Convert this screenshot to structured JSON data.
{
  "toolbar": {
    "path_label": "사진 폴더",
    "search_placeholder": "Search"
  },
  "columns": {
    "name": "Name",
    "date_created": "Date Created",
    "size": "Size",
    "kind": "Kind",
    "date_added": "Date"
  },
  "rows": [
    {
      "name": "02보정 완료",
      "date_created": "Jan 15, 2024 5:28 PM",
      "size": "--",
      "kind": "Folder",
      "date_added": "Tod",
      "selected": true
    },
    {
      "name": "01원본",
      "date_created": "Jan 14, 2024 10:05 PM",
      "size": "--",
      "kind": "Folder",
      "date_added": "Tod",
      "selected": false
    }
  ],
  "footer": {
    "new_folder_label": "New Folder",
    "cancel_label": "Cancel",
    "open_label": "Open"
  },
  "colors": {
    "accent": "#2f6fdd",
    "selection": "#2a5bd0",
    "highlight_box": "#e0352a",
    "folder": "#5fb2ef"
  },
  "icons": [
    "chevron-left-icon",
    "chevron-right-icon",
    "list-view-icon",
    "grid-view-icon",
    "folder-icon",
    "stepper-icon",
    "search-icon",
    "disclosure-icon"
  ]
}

Given problem - Repeat the records above exactly as they appear.

Expected output -
Convert this screenshot to structured JSON data.
{
  "toolbar": {
    "path_label": "사진 폴더",
    "search_placeholder": "Search"
  },
  "columns": {
    "name": "Name",
    "date_created": "Date Created",
    "size": "Size",
    "kind": "Kind",
    "date_added": "Date"
  },
  "rows": [
    {
      "name": "02보정 완료",
      "date_created": "Jan 15, 2024 5:28 PM",
      "size": "--",
      "kind": "Folder",
      "date_added": "Tod",
      "selected": true
    },
    {
      "name": "01원본",
      "date_created": "Jan 14, 2024 10:05 PM",
      "size": "--",
      "kind": "Folder",
      "date_added": "Tod",
      "selected": false
    }
  ],
  "footer": {
    "new_folder_label": "New Folder",
    "cancel_label": "Cancel",
    "open_label": "Open"
  },
  "colors": {
    "accent": "#2f6fdd",
    "selection": "#2a5bd0",
    "highlight_box": "#e0352a",
    "folder": "#5fb2ef"
  },
  "icons": [
    "chevron-left-icon",
    "chevron-right-icon",
    "list-view-icon",
    "grid-view-icon",
    "folder-icon",
    "stepper-icon",
    "search-icon",
    "disclosure-icon"
  ]
}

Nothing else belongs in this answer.